- _Given exercise_:
Copy all lines below containing "사이즈를".

- _The data_:

——

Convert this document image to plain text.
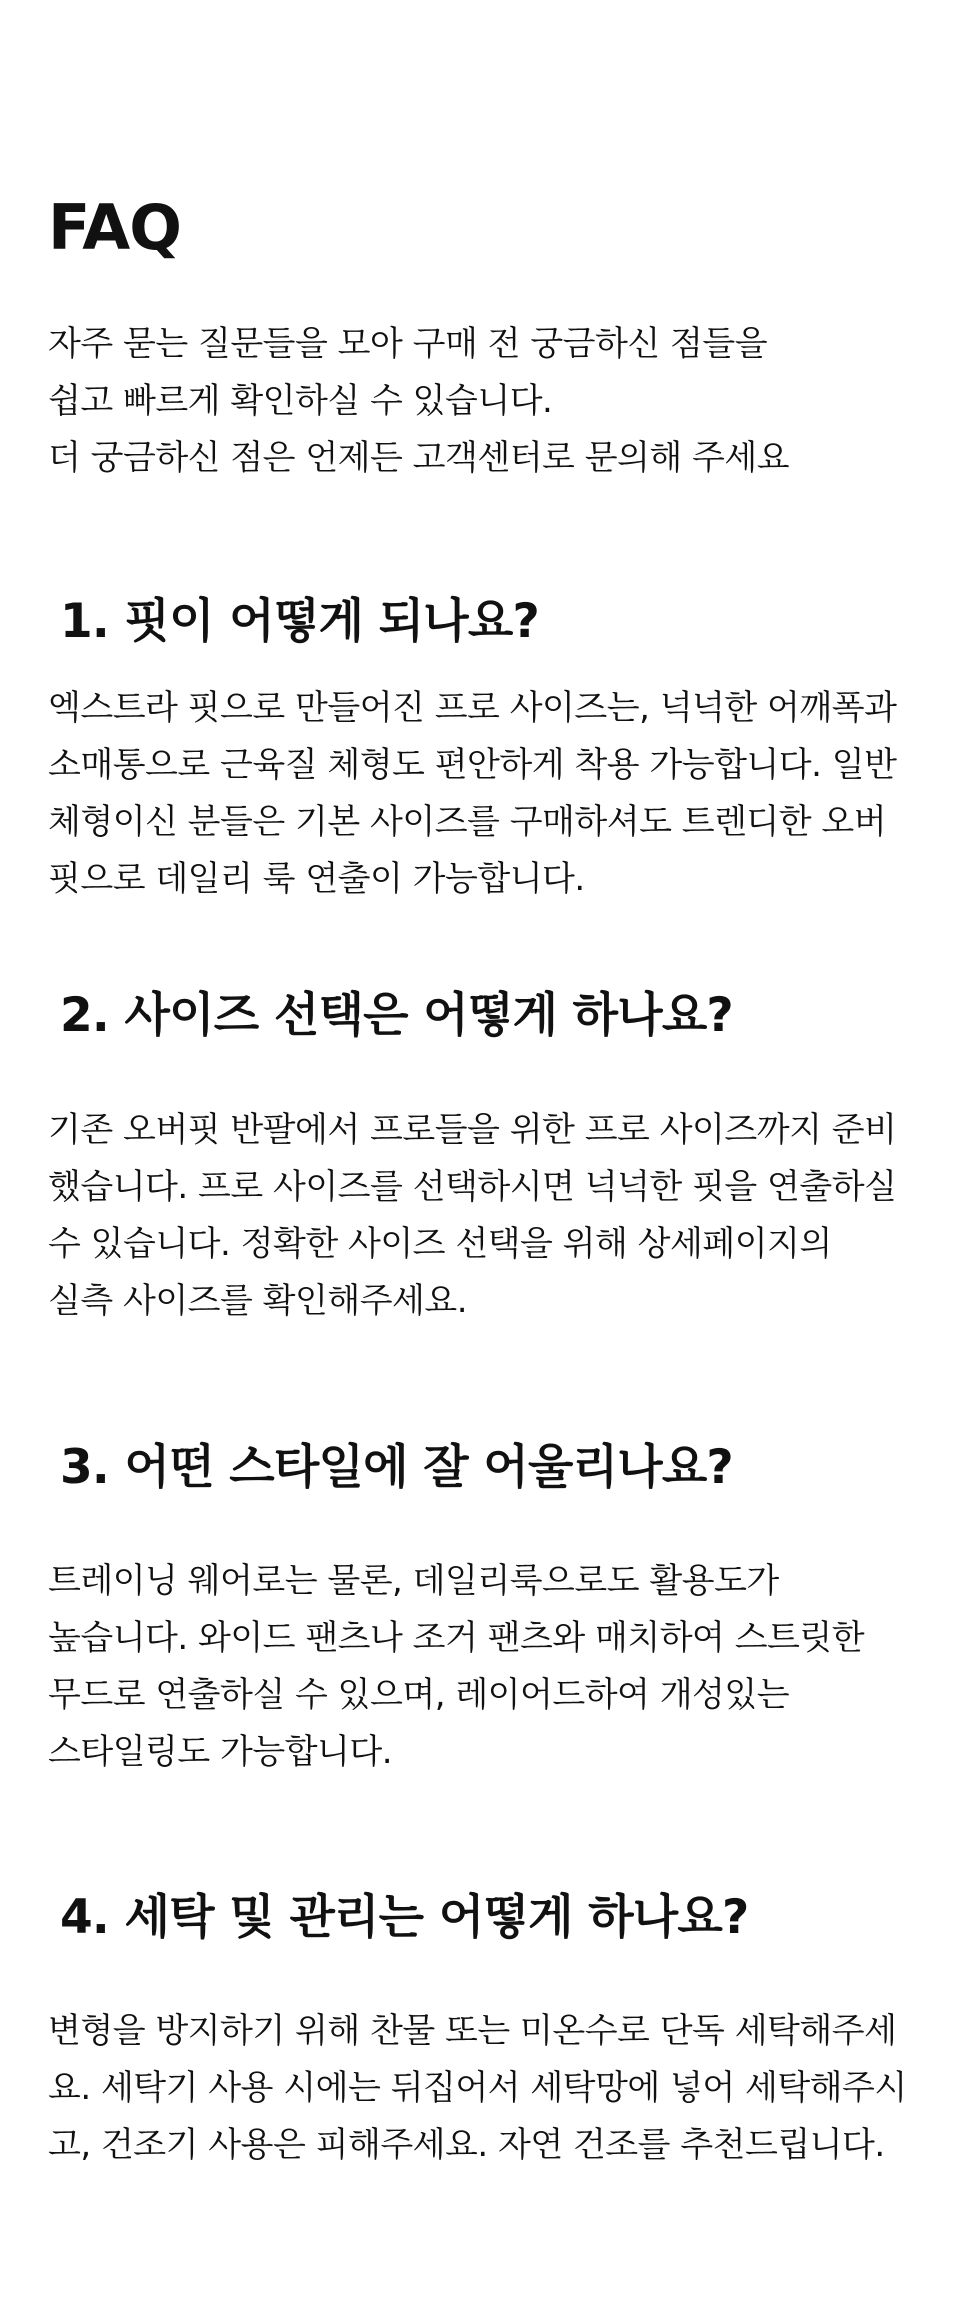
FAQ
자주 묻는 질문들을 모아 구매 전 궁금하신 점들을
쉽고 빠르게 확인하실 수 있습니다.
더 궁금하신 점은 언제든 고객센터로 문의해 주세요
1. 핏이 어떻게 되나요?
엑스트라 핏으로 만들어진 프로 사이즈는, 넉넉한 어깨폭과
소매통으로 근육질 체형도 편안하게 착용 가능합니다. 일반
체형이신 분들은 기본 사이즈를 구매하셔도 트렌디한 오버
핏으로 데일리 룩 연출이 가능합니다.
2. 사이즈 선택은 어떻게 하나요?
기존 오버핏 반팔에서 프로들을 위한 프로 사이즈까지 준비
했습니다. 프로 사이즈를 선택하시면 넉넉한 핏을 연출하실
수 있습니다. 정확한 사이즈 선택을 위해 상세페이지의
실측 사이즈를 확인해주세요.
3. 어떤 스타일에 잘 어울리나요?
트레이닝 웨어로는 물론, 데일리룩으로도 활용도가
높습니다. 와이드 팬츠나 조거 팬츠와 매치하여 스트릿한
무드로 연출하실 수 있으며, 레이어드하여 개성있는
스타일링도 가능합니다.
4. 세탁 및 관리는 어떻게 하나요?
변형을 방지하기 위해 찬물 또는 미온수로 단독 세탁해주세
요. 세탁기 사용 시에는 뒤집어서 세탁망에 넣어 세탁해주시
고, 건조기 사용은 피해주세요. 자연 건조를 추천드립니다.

——

- _Response_:
체형이신 분들은 기본 사이즈를 구매하셔도 트렌디한 오버
했습니다. 프로 사이즈를 선택하시면 넉넉한 핏을 연출하실
실측 사이즈를 확인해주세요.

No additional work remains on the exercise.